◆ **Stated exercise**: Identify all lines in the listing that include the word "Func", and copy them out.

START Items

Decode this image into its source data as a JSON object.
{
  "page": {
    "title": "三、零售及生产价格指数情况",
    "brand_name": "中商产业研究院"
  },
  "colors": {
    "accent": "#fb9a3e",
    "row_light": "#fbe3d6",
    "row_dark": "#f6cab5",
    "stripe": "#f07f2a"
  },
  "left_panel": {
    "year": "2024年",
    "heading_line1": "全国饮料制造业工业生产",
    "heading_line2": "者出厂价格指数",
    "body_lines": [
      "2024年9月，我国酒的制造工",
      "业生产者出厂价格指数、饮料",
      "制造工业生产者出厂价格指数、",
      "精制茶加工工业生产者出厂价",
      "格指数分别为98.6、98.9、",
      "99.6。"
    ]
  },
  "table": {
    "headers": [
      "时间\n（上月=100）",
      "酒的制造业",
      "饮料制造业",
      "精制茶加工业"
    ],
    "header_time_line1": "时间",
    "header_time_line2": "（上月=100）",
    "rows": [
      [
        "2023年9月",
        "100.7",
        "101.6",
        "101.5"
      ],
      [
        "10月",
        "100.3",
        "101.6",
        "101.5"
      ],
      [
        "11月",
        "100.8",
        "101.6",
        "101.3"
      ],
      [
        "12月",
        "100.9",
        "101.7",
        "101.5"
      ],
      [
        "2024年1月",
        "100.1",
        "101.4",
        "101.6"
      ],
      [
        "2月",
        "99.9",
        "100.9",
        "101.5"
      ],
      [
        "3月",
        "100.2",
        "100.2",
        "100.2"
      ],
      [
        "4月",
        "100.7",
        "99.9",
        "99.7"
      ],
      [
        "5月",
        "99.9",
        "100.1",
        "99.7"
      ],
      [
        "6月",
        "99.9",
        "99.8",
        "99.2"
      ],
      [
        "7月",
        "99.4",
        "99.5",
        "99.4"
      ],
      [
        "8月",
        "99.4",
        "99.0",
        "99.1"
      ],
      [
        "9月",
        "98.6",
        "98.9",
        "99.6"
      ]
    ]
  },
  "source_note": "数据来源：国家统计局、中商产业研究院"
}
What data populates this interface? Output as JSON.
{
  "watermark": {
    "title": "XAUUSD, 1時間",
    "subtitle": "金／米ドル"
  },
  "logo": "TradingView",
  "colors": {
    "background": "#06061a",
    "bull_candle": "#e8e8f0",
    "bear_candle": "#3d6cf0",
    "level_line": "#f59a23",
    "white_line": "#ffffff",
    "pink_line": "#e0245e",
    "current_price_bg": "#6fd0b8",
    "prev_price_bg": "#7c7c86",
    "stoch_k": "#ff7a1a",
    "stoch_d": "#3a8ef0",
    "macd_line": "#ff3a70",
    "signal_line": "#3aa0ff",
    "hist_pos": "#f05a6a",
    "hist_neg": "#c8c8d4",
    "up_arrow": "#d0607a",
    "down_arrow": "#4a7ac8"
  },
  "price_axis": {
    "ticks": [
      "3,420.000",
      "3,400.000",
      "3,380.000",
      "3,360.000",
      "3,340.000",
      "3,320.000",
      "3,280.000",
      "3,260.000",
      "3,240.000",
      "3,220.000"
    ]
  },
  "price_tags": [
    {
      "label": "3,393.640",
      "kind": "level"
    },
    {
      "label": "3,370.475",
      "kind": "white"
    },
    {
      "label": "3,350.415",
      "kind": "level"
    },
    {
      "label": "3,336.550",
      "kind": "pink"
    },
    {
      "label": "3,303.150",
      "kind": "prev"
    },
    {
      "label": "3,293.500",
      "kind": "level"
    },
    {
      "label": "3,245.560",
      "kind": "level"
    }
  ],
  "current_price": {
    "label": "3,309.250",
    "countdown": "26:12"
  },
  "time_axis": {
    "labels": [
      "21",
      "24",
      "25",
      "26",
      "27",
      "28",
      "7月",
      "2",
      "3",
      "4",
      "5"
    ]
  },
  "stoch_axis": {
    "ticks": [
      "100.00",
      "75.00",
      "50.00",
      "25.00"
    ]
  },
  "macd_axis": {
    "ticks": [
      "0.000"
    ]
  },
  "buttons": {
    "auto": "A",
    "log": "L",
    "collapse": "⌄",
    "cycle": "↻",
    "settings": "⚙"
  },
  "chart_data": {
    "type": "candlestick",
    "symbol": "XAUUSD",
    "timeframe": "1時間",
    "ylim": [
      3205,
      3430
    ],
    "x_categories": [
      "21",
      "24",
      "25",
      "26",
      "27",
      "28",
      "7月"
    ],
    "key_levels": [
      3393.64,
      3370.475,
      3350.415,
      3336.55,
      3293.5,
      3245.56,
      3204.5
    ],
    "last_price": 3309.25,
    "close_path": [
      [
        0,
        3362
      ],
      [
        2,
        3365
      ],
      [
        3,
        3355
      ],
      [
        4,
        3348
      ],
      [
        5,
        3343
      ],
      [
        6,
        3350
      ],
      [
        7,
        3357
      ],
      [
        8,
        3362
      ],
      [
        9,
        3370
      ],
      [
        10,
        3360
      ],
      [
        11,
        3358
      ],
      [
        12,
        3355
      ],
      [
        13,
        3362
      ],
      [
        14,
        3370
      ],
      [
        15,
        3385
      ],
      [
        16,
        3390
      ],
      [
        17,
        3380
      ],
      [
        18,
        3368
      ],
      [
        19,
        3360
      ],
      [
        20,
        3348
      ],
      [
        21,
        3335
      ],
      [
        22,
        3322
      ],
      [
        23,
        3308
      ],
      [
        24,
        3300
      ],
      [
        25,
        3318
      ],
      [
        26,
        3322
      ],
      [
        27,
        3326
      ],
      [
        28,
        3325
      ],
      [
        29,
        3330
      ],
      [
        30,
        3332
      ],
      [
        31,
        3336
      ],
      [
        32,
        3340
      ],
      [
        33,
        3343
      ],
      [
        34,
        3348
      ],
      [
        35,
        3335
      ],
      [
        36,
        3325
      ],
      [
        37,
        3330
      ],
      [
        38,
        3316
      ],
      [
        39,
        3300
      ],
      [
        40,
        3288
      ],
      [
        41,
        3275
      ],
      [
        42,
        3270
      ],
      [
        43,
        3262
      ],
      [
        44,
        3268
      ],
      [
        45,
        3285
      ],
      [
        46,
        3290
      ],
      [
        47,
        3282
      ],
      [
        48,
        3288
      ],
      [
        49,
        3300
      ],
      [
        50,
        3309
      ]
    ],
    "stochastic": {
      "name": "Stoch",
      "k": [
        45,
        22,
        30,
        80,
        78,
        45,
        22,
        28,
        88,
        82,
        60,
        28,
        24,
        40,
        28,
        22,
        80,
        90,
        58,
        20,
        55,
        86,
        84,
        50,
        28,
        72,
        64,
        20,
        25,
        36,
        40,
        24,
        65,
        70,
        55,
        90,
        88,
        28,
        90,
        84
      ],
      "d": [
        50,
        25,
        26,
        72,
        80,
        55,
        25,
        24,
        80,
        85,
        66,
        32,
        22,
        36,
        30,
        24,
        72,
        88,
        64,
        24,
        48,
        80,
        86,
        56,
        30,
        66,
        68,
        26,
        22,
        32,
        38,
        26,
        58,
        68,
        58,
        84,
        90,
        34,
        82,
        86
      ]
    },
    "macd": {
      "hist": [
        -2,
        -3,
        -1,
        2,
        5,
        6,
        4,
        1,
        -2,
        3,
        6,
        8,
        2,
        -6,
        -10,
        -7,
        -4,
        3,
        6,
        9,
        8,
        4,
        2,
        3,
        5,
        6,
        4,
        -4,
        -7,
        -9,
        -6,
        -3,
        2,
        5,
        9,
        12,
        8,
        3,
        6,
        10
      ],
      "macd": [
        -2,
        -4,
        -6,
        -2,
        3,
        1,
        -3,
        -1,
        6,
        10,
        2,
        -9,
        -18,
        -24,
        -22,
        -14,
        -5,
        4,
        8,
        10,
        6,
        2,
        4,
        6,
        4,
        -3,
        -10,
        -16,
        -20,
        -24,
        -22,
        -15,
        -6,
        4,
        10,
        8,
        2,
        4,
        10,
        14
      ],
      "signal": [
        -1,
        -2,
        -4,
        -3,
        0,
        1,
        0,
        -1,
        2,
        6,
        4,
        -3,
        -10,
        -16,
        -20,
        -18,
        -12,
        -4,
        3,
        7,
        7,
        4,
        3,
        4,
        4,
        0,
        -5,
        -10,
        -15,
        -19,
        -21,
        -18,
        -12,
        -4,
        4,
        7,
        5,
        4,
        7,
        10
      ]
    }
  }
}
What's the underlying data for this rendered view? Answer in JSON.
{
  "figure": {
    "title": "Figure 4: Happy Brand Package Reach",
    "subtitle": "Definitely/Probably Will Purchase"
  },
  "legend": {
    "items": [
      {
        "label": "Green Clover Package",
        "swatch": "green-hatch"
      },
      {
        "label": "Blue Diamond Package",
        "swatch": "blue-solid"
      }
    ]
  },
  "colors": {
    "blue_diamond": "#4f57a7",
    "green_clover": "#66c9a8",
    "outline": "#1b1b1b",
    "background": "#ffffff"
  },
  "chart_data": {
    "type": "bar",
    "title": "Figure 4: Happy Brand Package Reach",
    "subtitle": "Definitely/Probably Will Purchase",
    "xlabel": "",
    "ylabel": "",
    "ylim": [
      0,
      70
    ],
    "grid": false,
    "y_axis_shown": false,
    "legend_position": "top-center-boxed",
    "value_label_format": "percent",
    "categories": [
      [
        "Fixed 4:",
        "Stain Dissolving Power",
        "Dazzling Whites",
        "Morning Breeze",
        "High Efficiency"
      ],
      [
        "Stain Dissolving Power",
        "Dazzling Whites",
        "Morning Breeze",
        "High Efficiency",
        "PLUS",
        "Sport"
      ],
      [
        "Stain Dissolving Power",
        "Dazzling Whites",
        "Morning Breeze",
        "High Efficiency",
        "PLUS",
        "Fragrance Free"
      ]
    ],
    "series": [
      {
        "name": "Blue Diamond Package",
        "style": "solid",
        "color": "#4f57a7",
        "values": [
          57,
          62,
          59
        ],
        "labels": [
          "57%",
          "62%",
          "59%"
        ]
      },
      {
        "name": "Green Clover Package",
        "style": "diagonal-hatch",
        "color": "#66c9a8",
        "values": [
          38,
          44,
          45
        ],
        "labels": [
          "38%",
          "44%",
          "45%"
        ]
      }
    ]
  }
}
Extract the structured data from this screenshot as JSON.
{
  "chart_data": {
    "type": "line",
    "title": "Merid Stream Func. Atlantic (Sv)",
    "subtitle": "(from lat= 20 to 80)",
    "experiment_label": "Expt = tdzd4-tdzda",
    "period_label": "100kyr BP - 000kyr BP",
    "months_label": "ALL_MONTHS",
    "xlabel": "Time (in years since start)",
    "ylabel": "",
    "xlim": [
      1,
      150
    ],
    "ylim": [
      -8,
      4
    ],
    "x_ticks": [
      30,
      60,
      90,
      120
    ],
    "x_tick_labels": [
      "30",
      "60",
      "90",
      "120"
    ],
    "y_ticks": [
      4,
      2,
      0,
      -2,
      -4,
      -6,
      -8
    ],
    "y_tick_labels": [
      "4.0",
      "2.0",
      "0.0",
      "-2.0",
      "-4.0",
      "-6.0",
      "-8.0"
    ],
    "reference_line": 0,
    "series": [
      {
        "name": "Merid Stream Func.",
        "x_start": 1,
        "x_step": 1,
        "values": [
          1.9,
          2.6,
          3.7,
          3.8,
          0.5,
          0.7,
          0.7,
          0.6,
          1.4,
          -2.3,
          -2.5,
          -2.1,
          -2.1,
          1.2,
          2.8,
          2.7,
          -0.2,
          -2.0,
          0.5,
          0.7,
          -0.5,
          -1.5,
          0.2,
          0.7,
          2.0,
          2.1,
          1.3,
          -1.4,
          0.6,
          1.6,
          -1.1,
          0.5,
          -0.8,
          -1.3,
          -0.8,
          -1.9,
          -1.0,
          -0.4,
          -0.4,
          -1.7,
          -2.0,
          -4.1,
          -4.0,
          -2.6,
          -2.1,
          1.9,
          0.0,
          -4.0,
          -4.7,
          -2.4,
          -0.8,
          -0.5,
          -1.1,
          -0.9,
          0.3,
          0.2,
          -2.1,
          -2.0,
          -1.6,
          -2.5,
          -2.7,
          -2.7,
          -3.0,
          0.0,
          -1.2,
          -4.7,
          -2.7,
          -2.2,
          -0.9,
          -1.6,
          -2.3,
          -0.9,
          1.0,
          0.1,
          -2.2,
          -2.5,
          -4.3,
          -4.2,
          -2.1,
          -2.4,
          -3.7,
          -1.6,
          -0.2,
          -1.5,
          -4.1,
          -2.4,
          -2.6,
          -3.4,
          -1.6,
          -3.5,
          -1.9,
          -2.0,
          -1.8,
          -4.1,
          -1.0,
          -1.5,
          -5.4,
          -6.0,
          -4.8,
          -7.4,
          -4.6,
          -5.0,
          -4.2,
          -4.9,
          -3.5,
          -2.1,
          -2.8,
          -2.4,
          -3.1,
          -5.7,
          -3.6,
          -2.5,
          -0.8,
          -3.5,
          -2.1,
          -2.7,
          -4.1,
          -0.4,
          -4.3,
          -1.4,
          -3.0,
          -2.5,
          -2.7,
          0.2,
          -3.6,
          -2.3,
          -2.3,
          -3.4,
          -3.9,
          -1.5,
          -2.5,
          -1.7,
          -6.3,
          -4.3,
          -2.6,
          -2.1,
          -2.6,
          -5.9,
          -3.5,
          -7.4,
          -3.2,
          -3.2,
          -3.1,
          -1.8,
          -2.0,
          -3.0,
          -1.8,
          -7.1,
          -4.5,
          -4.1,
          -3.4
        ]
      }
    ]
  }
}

END Items

◆ **Exercise response**:
    "title": "Merid Stream Func. Atlantic (Sv)",
        "name": "Merid Stream Func.",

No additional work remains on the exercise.